(Data records)
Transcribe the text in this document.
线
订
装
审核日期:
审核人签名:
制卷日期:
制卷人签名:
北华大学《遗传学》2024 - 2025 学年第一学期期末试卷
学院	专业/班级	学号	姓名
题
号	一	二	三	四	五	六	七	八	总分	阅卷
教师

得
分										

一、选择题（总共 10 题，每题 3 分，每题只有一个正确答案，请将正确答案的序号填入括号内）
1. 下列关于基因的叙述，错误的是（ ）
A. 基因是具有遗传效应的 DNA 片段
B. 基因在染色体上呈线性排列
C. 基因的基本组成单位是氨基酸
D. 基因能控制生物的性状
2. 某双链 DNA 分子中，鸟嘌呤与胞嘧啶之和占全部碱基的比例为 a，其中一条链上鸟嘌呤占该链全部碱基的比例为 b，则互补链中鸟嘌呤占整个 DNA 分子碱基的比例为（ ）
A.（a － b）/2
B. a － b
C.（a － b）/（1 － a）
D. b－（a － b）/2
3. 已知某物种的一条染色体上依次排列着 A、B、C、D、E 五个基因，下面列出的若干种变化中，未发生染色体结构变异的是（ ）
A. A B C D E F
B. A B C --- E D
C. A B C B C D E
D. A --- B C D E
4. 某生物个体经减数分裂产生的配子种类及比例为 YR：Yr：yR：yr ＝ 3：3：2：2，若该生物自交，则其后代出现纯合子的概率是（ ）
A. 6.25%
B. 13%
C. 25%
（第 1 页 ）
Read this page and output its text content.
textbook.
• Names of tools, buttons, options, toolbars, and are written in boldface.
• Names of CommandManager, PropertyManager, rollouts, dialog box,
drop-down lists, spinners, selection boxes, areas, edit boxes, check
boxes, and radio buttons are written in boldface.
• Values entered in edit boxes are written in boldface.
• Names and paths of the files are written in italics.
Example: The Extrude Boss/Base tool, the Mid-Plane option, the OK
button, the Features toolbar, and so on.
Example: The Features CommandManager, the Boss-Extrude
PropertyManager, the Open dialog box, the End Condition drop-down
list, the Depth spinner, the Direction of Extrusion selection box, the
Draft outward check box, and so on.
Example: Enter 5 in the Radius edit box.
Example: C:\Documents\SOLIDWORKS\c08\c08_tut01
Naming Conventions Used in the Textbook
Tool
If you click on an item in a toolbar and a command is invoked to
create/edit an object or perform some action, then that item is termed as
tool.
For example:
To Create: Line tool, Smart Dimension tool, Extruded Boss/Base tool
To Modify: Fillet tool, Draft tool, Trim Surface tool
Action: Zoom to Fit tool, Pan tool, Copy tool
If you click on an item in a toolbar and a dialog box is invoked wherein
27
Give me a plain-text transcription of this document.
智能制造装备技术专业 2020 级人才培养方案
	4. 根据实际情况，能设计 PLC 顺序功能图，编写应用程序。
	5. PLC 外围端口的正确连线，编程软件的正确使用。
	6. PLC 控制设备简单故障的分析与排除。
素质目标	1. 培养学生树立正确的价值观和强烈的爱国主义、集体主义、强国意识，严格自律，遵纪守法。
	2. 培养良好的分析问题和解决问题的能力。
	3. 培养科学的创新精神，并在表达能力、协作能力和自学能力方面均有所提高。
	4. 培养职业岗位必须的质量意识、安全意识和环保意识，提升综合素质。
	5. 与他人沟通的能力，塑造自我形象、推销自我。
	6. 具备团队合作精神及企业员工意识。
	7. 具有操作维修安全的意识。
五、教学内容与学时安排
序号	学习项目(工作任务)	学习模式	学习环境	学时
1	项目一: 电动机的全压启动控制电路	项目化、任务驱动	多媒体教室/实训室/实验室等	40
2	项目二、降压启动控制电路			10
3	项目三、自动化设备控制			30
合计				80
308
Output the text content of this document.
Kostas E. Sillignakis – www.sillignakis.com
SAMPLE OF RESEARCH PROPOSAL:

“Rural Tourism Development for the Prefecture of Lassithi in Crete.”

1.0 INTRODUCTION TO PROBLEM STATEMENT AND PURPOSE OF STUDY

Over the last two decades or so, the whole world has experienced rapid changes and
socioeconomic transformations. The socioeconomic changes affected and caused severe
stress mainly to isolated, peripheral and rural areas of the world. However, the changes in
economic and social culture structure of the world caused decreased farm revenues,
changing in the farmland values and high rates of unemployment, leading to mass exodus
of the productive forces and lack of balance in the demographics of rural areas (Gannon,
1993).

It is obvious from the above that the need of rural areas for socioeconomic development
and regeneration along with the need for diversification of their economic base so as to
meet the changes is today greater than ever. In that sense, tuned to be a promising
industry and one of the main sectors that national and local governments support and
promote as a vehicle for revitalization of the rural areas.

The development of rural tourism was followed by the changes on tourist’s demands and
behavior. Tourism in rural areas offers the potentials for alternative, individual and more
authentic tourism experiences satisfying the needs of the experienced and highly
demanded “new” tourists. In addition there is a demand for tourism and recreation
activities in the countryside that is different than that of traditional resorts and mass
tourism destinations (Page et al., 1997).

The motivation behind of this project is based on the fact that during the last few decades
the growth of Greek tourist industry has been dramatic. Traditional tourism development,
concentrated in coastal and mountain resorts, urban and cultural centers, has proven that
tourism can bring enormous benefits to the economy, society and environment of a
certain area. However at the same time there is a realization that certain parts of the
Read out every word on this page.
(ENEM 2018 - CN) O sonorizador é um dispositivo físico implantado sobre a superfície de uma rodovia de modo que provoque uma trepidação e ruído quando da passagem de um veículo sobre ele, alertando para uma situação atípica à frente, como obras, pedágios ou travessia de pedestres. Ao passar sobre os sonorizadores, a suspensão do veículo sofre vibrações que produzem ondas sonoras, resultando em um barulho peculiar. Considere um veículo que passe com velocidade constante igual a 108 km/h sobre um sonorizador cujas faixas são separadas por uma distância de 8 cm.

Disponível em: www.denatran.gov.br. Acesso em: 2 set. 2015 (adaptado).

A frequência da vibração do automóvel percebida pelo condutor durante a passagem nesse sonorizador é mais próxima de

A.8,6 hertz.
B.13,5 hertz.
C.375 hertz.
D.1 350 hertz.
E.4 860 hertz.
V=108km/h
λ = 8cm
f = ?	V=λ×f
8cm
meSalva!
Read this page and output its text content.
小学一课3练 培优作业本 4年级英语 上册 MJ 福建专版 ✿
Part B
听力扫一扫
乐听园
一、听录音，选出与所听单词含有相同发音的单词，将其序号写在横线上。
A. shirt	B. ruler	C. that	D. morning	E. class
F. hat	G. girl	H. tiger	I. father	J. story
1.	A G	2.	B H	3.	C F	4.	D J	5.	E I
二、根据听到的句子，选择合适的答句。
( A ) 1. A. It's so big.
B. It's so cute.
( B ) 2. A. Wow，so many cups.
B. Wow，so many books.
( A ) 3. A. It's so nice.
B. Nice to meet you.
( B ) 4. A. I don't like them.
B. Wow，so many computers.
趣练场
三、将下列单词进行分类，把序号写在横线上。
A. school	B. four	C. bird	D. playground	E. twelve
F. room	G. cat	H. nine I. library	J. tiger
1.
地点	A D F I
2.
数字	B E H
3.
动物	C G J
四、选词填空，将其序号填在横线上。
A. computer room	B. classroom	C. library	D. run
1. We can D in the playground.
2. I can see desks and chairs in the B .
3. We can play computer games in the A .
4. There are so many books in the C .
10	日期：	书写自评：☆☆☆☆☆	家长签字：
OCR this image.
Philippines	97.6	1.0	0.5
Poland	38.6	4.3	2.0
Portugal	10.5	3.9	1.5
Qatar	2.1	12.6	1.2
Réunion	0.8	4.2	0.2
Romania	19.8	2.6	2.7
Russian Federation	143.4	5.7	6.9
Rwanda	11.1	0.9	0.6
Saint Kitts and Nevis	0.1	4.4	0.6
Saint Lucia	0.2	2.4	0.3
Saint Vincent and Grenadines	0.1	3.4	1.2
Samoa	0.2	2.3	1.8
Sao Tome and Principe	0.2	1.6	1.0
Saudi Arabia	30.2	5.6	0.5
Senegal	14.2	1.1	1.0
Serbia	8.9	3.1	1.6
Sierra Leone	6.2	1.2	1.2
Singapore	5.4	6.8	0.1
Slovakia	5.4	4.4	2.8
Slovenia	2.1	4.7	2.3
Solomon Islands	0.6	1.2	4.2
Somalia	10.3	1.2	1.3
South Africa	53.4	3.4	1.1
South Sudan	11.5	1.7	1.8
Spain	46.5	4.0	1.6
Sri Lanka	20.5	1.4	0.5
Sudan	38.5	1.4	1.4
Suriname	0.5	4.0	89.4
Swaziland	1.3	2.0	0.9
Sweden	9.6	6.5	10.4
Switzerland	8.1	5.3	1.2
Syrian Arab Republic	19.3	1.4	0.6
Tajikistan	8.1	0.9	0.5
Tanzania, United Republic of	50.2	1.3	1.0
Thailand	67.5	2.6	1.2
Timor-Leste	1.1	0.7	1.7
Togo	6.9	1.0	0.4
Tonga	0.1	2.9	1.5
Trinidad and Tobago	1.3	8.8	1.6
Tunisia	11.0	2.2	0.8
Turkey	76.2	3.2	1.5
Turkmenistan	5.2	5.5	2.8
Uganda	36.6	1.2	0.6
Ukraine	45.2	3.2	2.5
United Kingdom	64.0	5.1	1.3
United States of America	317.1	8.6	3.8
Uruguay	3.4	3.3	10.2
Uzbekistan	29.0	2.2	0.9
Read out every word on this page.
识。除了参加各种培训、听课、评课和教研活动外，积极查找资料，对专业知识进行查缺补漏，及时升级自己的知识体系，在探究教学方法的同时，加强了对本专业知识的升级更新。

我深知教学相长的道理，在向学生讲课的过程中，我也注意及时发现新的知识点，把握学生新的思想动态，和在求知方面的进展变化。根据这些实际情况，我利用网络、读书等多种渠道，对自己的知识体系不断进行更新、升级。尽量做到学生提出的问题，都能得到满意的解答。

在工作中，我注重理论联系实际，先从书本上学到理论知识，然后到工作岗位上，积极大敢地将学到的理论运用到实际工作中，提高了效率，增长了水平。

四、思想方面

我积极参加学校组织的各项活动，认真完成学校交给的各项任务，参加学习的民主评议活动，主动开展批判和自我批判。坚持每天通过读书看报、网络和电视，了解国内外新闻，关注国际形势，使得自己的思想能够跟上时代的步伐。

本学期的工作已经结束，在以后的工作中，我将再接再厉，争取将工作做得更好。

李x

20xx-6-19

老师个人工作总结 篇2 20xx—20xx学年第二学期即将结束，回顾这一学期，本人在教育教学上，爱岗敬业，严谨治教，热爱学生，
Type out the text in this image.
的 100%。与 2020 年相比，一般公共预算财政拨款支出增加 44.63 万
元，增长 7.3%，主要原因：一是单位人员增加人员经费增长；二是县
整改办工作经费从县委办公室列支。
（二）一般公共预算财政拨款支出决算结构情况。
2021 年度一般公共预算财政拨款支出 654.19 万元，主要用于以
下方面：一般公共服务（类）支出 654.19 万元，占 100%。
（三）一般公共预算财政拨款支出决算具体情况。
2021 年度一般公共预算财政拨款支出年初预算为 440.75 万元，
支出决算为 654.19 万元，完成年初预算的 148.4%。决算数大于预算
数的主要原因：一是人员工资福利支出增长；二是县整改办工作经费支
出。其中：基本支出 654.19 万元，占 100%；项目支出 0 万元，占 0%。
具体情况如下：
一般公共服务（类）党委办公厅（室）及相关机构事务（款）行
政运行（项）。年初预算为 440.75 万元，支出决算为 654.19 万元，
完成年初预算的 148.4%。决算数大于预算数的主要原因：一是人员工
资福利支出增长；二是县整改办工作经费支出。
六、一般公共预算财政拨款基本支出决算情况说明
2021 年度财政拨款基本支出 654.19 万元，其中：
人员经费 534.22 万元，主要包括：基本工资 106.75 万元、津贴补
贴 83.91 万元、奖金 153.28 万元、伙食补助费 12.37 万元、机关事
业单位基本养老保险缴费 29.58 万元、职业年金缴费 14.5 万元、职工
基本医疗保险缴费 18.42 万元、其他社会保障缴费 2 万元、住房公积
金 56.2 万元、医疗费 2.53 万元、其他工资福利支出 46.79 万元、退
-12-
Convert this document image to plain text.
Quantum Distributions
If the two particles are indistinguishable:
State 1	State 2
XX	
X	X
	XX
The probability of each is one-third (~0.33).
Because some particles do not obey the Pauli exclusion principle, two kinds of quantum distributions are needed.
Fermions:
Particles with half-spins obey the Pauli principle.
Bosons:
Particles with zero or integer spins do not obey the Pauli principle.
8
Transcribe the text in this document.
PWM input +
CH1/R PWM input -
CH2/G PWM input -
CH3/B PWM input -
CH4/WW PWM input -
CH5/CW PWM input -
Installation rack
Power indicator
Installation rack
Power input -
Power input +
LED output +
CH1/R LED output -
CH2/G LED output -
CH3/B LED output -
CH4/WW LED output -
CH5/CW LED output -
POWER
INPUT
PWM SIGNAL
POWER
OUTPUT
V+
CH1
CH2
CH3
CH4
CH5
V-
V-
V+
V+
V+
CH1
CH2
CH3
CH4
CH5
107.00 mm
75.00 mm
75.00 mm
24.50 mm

WRITTEN REQUEST: Copy all lines above containing the string "click".

COMPLETE RESPONSE:
If you click on an item in a toolbar and a command is invoked to
If you click on an item in a toolbar and a dialog box is invoked wherein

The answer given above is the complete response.